Exercise aim:
Report the count of lines below that include "this", without any other text.

(Rows from a dataset)
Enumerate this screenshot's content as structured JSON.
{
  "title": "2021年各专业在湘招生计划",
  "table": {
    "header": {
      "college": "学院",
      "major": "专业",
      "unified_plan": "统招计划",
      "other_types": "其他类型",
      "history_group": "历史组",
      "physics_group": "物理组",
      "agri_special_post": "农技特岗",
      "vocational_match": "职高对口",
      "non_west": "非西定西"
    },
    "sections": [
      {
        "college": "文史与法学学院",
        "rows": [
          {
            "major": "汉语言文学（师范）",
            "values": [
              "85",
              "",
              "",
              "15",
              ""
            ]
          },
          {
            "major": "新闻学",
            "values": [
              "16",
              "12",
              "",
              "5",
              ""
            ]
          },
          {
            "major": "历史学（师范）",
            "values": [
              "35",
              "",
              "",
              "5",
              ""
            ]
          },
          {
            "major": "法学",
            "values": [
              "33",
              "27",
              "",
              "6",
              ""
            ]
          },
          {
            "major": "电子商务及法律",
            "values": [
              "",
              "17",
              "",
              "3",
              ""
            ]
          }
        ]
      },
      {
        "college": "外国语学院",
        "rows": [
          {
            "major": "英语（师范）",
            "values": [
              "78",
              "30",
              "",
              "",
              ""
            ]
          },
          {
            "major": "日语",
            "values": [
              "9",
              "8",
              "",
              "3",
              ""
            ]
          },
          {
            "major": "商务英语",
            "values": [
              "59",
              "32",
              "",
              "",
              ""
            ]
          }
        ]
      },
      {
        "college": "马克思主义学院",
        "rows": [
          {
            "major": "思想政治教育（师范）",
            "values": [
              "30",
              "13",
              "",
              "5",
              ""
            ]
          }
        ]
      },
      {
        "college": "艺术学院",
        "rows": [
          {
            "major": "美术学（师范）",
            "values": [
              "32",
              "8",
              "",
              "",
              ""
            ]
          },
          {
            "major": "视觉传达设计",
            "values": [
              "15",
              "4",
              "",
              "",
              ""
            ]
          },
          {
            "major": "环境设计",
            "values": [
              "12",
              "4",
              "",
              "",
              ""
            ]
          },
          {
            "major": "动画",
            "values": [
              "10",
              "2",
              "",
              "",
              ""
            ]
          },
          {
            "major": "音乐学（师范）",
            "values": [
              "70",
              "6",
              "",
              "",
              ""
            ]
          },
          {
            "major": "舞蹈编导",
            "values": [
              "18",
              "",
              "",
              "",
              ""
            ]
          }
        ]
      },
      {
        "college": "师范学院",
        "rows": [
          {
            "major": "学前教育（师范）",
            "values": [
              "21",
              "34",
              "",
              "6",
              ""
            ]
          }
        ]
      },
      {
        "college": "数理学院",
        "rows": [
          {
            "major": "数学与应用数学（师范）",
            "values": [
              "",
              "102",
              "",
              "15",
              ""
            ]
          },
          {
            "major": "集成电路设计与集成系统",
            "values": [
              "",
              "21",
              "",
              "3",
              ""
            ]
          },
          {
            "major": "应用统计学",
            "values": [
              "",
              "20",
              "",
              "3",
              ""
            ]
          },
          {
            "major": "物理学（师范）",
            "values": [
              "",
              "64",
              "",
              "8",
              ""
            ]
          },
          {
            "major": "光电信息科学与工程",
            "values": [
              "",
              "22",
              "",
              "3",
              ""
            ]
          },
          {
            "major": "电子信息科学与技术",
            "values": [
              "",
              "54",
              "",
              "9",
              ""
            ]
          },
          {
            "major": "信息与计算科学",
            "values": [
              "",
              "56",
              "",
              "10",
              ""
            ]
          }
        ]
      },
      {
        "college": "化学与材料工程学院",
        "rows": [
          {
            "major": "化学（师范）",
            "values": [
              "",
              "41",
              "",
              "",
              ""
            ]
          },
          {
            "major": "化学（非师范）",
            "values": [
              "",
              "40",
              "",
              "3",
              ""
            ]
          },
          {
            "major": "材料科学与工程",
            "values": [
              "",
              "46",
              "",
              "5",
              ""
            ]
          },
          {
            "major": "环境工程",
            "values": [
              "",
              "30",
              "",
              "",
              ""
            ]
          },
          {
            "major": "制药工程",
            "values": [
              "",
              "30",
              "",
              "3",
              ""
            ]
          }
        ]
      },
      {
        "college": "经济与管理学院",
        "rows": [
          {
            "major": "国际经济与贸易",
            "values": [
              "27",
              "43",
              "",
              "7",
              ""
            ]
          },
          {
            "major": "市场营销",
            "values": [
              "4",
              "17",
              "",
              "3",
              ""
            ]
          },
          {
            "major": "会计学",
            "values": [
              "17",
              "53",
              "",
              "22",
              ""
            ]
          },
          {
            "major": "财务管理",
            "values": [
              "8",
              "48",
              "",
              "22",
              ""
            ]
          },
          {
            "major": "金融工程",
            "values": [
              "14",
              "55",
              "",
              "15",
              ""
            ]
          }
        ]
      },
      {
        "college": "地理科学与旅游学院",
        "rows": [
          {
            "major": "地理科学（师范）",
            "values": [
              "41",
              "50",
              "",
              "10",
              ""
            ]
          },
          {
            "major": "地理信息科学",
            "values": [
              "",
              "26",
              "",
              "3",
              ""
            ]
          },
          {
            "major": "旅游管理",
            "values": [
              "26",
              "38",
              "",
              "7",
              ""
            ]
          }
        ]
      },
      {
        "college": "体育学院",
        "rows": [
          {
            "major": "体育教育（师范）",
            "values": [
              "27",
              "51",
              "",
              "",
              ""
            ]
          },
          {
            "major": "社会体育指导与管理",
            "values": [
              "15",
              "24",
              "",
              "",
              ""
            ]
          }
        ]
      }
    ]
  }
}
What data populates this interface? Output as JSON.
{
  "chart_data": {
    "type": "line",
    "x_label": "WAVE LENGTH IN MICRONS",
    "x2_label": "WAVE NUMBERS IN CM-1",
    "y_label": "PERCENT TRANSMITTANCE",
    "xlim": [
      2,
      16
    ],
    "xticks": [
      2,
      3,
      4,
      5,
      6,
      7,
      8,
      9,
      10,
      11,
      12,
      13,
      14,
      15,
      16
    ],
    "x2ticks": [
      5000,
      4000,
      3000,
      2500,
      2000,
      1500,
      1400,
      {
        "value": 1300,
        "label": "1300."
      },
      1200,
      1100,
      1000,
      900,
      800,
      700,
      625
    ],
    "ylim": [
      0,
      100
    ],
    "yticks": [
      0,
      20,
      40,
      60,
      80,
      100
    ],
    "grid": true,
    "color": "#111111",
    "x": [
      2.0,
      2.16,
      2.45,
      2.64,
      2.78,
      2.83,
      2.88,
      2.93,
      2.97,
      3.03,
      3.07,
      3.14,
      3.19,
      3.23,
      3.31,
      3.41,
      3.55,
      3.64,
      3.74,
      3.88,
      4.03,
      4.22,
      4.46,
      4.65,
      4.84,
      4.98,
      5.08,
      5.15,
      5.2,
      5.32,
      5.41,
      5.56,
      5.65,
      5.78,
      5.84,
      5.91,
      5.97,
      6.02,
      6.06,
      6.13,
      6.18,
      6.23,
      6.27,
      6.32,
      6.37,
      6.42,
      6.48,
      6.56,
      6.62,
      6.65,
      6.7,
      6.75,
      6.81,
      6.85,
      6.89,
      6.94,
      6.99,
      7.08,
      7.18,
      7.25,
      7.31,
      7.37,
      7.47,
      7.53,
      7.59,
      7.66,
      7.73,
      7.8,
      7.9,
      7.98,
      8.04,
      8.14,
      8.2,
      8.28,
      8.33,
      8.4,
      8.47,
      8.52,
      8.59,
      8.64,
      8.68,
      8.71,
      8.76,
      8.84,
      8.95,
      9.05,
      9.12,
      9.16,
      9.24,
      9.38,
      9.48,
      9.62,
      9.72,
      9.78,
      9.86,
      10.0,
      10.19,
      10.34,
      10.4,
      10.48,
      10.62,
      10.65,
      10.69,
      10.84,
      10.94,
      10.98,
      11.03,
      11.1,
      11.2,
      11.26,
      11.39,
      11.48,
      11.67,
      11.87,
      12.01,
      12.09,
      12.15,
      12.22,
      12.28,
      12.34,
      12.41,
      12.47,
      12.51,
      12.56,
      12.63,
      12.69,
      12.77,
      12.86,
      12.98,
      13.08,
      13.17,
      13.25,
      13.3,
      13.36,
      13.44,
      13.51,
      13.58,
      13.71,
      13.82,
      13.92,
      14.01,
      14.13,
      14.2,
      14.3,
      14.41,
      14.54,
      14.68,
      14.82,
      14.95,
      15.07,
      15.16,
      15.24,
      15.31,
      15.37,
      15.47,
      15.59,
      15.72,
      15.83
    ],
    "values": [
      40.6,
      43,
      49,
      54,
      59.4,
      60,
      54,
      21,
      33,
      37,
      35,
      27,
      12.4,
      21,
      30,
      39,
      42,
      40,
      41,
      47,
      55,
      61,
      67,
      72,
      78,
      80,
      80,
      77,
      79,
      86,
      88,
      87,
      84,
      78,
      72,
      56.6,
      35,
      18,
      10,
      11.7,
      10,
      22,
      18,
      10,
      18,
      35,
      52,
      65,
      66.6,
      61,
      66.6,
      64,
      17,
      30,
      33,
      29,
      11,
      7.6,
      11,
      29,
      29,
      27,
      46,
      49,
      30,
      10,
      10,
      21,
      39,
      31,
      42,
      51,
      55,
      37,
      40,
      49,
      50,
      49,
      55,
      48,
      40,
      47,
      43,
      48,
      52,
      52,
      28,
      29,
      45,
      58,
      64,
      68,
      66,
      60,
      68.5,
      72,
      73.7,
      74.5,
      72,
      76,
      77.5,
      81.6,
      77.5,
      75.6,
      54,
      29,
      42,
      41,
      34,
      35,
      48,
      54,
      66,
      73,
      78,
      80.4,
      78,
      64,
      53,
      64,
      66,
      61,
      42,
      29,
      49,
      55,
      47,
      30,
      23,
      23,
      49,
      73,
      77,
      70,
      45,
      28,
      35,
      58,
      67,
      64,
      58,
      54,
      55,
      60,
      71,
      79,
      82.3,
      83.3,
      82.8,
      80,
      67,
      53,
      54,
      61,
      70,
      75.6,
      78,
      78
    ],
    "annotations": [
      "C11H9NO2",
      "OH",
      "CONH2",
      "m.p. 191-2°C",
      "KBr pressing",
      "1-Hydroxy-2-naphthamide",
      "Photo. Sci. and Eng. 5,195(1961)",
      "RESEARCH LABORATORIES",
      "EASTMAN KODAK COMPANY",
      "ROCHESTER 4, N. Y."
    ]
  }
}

The response:
2